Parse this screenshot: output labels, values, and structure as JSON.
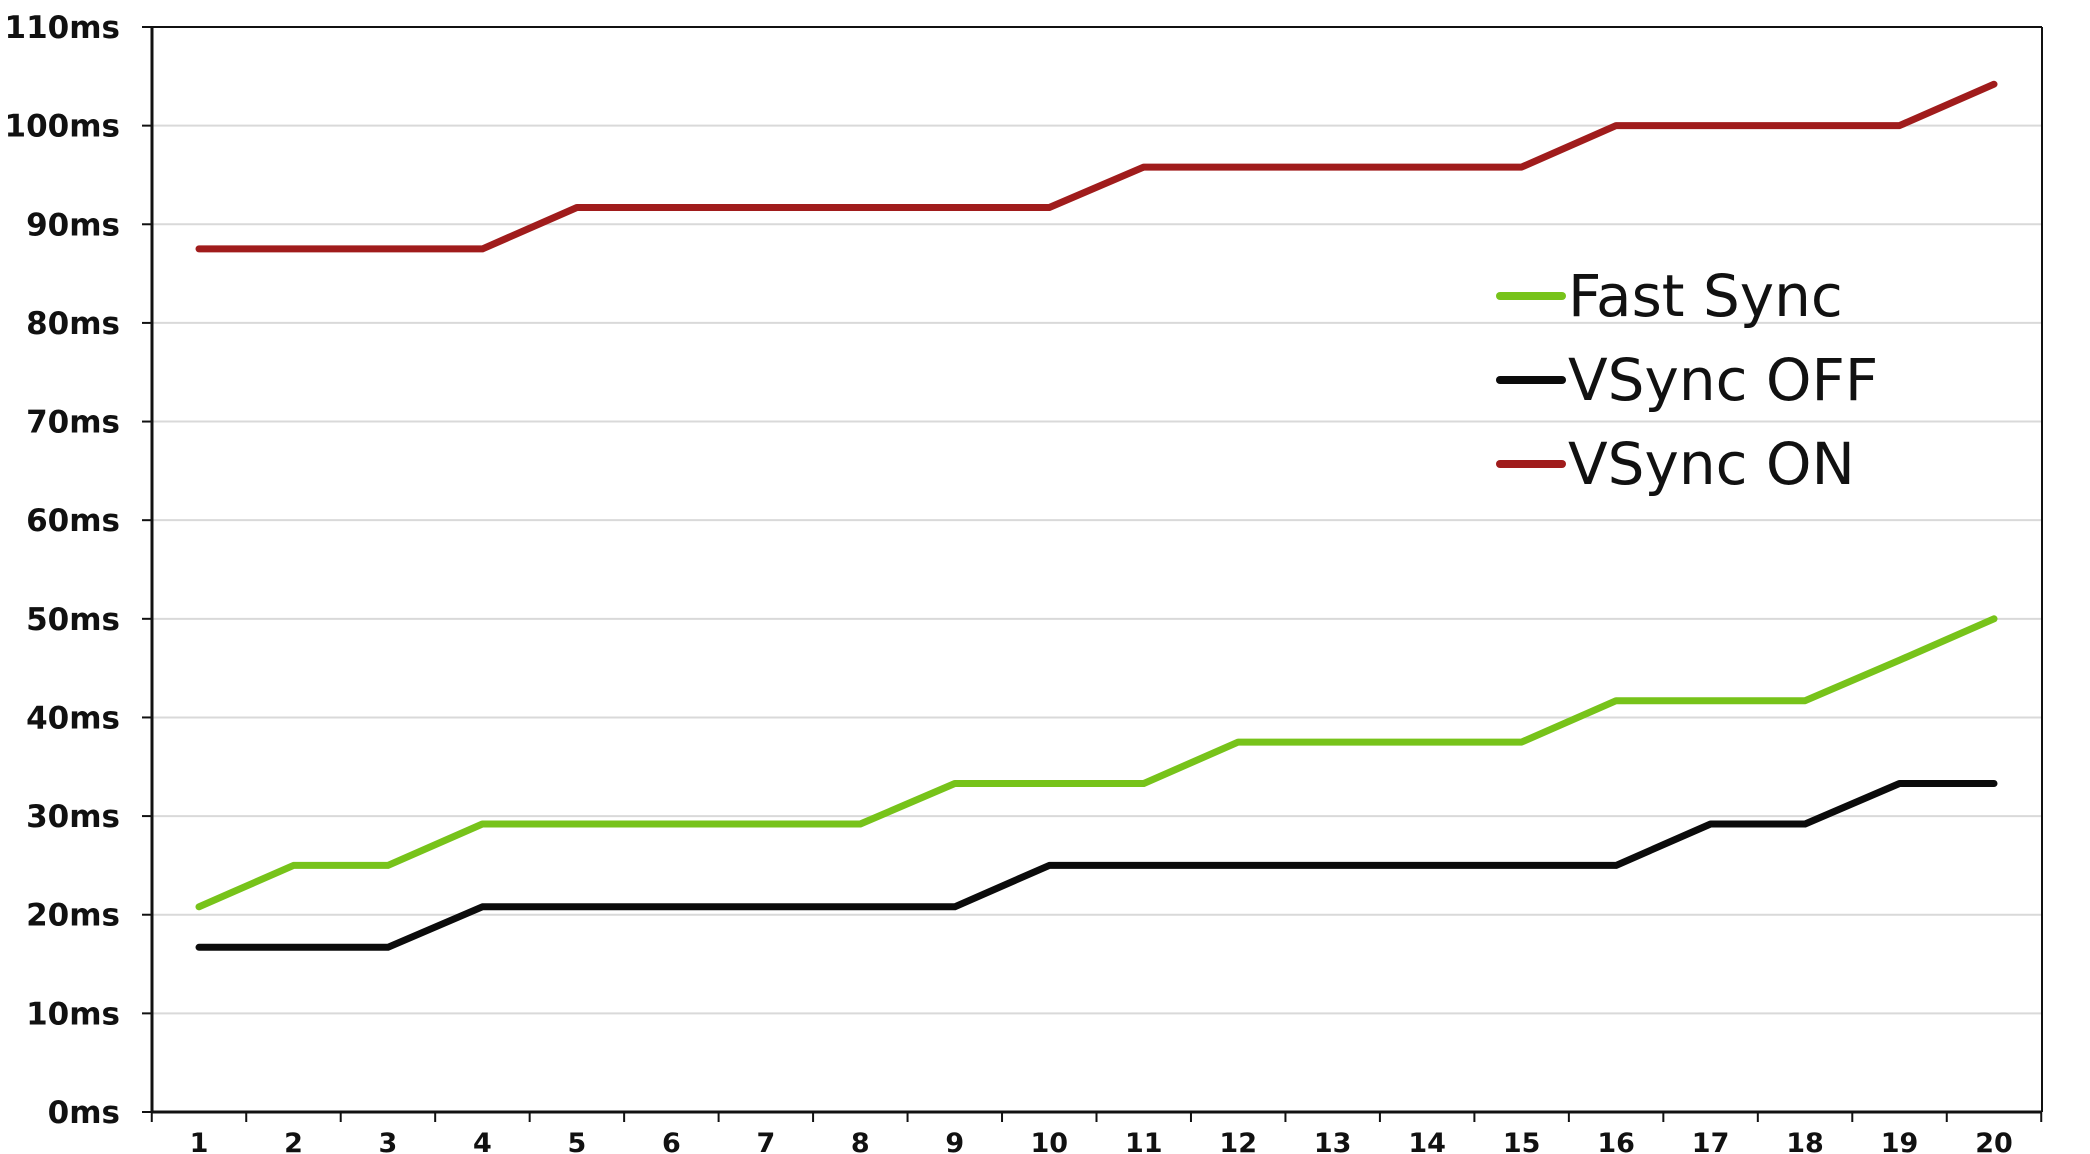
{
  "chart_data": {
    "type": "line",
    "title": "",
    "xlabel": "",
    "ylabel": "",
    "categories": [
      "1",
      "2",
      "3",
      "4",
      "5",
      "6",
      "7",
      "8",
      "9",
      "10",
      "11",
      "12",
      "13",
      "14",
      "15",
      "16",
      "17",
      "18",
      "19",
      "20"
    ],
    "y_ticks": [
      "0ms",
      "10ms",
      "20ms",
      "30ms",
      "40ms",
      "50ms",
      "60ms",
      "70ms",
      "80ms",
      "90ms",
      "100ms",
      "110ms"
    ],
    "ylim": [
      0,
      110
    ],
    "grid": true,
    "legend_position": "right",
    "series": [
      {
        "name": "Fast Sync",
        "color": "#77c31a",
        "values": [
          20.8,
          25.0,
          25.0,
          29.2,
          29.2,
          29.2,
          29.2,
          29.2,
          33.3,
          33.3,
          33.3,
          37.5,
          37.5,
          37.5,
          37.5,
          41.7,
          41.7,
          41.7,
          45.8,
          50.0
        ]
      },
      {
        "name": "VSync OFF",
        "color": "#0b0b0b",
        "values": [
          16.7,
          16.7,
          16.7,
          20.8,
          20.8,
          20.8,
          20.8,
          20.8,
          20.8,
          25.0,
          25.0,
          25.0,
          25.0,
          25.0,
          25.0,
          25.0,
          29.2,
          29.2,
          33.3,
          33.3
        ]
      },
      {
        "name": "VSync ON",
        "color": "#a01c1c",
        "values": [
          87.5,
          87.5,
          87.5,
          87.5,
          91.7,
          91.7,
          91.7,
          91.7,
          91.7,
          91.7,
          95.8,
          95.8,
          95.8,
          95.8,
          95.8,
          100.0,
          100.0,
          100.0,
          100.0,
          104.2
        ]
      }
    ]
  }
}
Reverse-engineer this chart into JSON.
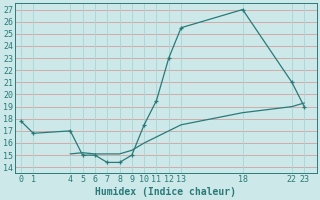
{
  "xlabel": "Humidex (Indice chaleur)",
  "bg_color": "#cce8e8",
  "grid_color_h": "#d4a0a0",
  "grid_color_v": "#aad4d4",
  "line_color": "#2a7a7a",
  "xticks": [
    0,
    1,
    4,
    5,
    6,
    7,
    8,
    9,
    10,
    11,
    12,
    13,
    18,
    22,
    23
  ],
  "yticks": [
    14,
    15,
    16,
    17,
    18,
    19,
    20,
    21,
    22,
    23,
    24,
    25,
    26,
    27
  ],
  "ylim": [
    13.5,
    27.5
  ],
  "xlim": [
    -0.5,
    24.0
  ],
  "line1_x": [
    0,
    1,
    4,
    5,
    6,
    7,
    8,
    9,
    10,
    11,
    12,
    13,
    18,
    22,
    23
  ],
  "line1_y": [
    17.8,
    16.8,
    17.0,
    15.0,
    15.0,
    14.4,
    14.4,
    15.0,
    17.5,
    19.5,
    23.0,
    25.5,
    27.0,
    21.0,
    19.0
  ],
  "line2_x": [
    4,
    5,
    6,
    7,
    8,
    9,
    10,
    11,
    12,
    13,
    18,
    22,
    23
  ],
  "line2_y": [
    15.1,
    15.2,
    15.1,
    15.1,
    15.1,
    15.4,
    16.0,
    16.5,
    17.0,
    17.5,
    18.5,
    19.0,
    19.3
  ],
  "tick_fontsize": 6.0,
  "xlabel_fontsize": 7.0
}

.....

→ **To be done**:
Every record must be copied exactly, with the pictures left out.

→ **Task answer**:
Parse this screenshot: output labels, values, and structure as JSON.
{
  "chart_data": {
    "type": "line",
    "title": "",
    "xlabel": "",
    "ylabel": "",
    "categories": [
      "1",
      "2",
      "3",
      "4",
      "5",
      "6",
      "7",
      "8",
      "9",
      "10",
      "11",
      "12",
      "13",
      "14",
      "15",
      "16",
      "17",
      "18",
      "19",
      "20"
    ],
    "y_ticks": [
      "0ms",
      "10ms",
      "20ms",
      "30ms",
      "40ms",
      "50ms",
      "60ms",
      "70ms",
      "80ms",
      "90ms",
      "100ms",
      "110ms"
    ],
    "ylim": [
      0,
      110
    ],
    "grid": true,
    "legend_position": "right",
    "series": [
      {
        "name": "Fast Sync",
        "color": "#77c31a",
        "values": [
          20.8,
          25.0,
          25.0,
          29.2,
          29.2,
          29.2,
          29.2,
          29.2,
          33.3,
          33.3,
          33.3,
          37.5,
          37.5,
          37.5,
          37.5,
          41.7,
          41.7,
          41.7,
          45.8,
          50.0
        ]
      },
      {
        "name": "VSync OFF",
        "color": "#0b0b0b",
        "values": [
          16.7,
          16.7,
          16.7,
          20.8,
          20.8,
          20.8,
          20.8,
          20.8,
          20.8,
          25.0,
          25.0,
          25.0,
          25.0,
          25.0,
          25.0,
          25.0,
          29.2,
          29.2,
          33.3,
          33.3
        ]
      },
      {
        "name": "VSync ON",
        "color": "#a01c1c",
        "values": [
          87.5,
          87.5,
          87.5,
          87.5,
          91.7,
          91.7,
          91.7,
          91.7,
          91.7,
          91.7,
          95.8,
          95.8,
          95.8,
          95.8,
          95.8,
          100.0,
          100.0,
          100.0,
          100.0,
          104.2
        ]
      }
    ]
  }
}
Reverse-engineer this chart into JSON.
{
  "xlabel": "Humidex (Indice chaleur)",
  "bg_color": "#cce8e8",
  "grid_color_h": "#d4a0a0",
  "grid_color_v": "#aad4d4",
  "line_color": "#2a7a7a",
  "xticks": [
    0,
    1,
    4,
    5,
    6,
    7,
    8,
    9,
    10,
    11,
    12,
    13,
    18,
    22,
    23
  ],
  "yticks": [
    14,
    15,
    16,
    17,
    18,
    19,
    20,
    21,
    22,
    23,
    24,
    25,
    26,
    27
  ],
  "ylim": [
    13.5,
    27.5
  ],
  "xlim": [
    -0.5,
    24.0
  ],
  "line1_x": [
    0,
    1,
    4,
    5,
    6,
    7,
    8,
    9,
    10,
    11,
    12,
    13,
    18,
    22,
    23
  ],
  "line1_y": [
    17.8,
    16.8,
    17.0,
    15.0,
    15.0,
    14.4,
    14.4,
    15.0,
    17.5,
    19.5,
    23.0,
    25.5,
    27.0,
    21.0,
    19.0
  ],
  "line2_x": [
    4,
    5,
    6,
    7,
    8,
    9,
    10,
    11,
    12,
    13,
    18,
    22,
    23
  ],
  "line2_y": [
    15.1,
    15.2,
    15.1,
    15.1,
    15.1,
    15.4,
    16.0,
    16.5,
    17.0,
    17.5,
    18.5,
    19.0,
    19.3
  ],
  "tick_fontsize": 6.0,
  "xlabel_fontsize": 7.0
}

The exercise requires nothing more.